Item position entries

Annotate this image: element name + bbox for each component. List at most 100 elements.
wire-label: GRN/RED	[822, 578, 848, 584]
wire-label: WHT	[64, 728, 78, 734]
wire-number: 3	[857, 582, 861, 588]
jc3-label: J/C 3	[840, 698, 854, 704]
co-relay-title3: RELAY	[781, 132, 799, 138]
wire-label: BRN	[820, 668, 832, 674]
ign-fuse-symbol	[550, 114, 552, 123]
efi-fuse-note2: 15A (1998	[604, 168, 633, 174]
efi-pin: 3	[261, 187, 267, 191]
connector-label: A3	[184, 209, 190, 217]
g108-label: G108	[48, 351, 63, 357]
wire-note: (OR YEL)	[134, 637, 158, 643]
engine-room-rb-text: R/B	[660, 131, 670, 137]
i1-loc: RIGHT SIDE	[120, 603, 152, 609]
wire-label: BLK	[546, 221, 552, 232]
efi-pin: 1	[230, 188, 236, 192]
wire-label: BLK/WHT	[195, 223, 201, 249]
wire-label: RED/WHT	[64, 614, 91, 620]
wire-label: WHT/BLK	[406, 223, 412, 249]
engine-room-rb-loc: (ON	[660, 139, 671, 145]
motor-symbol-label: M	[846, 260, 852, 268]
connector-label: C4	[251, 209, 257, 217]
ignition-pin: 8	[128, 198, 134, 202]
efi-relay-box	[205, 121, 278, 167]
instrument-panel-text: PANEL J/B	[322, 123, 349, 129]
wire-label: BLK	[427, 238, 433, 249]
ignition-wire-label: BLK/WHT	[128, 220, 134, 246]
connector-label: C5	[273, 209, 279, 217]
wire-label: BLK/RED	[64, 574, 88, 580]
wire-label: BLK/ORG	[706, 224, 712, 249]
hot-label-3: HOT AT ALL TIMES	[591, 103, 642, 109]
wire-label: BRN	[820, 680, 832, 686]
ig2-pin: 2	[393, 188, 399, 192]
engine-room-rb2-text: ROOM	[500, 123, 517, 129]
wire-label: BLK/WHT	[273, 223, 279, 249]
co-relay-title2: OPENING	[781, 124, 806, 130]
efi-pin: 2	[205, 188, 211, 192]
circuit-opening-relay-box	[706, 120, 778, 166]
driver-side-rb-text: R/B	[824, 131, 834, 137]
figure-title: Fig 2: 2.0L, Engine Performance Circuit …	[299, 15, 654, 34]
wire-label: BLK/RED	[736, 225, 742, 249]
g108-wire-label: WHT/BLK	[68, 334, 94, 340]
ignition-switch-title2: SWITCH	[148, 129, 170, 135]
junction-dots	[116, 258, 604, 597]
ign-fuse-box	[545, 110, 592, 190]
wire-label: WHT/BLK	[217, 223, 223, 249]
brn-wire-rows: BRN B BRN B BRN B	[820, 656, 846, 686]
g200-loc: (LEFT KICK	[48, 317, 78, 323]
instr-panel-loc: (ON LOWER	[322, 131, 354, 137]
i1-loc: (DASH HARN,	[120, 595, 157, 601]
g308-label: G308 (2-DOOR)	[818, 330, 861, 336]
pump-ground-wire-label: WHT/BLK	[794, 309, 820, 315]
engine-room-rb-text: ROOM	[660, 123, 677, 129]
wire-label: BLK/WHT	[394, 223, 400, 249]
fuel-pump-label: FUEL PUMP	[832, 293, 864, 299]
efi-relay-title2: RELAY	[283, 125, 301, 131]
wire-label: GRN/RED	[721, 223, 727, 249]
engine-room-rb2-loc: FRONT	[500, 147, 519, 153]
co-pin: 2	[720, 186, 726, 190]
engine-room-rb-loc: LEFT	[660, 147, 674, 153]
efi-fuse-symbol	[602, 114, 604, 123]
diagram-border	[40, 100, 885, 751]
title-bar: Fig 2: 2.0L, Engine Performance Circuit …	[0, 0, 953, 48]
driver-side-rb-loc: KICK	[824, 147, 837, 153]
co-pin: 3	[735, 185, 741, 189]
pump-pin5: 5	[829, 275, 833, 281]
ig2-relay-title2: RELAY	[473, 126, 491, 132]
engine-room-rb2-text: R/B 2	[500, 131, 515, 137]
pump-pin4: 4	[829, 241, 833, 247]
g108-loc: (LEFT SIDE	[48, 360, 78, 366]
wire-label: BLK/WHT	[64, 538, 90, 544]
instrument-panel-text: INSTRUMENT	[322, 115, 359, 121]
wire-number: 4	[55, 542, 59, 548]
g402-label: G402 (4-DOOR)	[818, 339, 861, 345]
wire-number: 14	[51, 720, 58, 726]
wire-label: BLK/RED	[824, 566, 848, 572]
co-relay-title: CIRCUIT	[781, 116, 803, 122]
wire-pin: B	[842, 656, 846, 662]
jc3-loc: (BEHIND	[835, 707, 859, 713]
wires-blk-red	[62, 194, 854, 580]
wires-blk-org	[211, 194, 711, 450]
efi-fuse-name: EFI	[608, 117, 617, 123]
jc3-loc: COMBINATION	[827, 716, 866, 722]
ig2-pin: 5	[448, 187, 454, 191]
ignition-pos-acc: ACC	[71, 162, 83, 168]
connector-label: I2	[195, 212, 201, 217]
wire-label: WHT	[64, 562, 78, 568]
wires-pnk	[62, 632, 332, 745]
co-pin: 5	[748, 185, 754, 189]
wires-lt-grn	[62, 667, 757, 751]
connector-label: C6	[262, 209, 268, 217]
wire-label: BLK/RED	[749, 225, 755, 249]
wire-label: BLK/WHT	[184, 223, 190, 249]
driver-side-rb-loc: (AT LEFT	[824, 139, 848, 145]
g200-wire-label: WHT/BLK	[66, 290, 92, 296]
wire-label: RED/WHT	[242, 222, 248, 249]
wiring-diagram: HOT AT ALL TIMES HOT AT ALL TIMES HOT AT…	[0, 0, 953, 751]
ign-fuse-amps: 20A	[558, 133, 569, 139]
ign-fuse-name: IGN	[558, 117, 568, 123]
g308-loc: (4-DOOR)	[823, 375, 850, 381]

Exercise requirements — Repeat the lines from the start of the records through the line containing "114, 552, 123]", including both ends.

Solution to this problem —
Annotate this image: element name + bbox for each component. List at most 100 elements.
wire-label: GRN/RED	[822, 578, 848, 584]
wire-label: WHT	[64, 728, 78, 734]
wire-number: 3	[857, 582, 861, 588]
jc3-label: J/C 3	[840, 698, 854, 704]
co-relay-title3: RELAY	[781, 132, 799, 138]
wire-label: BRN	[820, 668, 832, 674]
ign-fuse-symbol	[550, 114, 552, 123]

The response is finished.